### [WHAT YOU NEED TO DO]
Filter these entries so that only lines with the word "sollte" remain.

### [EXTRACTED RECORDS]
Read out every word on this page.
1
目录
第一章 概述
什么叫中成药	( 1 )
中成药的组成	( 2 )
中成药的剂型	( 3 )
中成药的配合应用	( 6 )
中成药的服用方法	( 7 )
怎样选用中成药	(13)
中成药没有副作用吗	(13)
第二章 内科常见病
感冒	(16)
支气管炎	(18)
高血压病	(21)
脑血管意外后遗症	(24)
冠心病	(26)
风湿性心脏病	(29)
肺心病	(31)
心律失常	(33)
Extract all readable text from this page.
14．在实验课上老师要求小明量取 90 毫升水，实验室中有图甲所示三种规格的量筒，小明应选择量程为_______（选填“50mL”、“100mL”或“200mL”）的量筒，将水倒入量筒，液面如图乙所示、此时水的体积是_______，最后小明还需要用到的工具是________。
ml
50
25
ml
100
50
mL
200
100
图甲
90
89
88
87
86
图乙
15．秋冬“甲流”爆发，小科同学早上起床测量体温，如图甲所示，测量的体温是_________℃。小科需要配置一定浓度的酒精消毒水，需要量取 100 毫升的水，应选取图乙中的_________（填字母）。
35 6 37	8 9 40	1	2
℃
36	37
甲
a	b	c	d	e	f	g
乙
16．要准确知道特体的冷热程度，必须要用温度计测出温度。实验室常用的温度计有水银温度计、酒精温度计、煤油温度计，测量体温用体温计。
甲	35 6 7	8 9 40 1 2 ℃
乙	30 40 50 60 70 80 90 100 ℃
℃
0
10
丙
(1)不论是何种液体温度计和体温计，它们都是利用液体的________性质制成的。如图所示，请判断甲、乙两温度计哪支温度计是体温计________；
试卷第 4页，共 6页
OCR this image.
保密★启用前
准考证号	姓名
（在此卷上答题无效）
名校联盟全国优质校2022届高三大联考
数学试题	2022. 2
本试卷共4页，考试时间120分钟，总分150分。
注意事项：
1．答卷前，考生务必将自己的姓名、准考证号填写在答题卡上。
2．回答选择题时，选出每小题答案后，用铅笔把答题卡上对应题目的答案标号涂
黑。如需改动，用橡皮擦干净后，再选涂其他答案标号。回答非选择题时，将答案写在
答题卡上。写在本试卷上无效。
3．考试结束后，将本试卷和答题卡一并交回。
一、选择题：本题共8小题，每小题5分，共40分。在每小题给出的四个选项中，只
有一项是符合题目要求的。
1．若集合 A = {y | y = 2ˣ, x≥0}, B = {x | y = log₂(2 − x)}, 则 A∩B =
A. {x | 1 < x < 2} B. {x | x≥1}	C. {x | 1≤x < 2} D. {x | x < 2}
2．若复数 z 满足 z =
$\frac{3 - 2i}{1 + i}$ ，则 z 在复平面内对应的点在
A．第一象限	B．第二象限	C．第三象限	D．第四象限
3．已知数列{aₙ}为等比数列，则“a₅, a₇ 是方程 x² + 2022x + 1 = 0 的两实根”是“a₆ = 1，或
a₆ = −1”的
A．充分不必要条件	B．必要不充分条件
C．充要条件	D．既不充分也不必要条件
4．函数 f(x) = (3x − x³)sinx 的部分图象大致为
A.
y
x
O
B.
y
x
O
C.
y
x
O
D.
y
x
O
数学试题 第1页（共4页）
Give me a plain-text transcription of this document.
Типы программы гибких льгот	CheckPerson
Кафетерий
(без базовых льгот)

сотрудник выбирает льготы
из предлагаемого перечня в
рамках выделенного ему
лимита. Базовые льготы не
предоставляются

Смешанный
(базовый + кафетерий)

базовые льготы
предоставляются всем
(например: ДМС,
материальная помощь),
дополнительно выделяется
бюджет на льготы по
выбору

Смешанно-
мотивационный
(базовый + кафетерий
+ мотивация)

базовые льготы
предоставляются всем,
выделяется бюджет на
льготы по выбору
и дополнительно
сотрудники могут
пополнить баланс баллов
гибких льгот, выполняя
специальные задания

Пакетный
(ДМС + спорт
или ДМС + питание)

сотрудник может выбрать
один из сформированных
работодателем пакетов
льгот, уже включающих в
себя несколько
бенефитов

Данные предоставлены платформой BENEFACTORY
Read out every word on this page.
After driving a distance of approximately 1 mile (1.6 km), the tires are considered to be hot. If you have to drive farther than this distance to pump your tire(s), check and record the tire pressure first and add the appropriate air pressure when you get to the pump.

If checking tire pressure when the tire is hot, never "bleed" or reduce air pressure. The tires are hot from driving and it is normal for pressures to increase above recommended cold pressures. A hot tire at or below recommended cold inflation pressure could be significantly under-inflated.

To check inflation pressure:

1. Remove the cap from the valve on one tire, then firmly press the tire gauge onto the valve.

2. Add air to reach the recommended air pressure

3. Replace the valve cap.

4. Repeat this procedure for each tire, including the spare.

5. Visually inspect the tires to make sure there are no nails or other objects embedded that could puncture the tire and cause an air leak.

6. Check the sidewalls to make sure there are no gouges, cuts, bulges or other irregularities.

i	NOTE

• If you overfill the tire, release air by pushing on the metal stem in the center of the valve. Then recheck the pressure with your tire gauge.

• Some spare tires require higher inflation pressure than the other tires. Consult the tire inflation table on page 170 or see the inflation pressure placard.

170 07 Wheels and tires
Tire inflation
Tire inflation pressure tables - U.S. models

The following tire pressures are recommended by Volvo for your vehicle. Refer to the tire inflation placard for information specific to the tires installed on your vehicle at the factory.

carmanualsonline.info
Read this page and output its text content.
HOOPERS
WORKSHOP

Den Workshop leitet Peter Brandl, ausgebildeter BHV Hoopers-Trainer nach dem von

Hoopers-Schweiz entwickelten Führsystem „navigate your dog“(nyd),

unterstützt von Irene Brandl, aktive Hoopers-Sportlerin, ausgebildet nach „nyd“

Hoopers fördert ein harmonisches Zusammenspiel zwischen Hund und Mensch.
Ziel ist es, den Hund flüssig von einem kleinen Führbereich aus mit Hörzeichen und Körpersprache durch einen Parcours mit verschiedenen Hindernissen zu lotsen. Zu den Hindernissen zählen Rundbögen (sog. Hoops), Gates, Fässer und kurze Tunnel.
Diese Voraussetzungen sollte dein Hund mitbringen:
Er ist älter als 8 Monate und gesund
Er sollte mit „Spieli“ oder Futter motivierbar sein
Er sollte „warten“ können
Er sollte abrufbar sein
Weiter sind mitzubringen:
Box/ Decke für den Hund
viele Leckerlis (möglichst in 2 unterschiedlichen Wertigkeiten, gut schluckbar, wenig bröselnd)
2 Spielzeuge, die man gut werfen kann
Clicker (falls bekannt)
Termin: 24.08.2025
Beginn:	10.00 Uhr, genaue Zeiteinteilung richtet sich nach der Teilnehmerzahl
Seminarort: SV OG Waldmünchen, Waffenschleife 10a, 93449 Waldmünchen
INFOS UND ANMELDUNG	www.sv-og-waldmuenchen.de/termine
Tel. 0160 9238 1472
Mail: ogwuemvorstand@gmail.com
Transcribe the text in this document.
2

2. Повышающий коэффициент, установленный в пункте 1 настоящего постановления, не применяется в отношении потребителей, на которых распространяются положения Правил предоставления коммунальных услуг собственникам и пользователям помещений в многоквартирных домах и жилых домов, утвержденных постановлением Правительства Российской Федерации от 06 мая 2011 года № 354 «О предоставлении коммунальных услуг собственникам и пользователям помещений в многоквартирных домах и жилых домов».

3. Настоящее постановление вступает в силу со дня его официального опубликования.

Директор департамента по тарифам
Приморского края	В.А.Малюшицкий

### [COMPLETE OUTPUT]
Diese Voraussetzungen sollte dein Hund mitbringen:
Er sollte mit „Spieli“ oder Futter motivierbar sein
Er sollte „warten“ können
Er sollte abrufbar sein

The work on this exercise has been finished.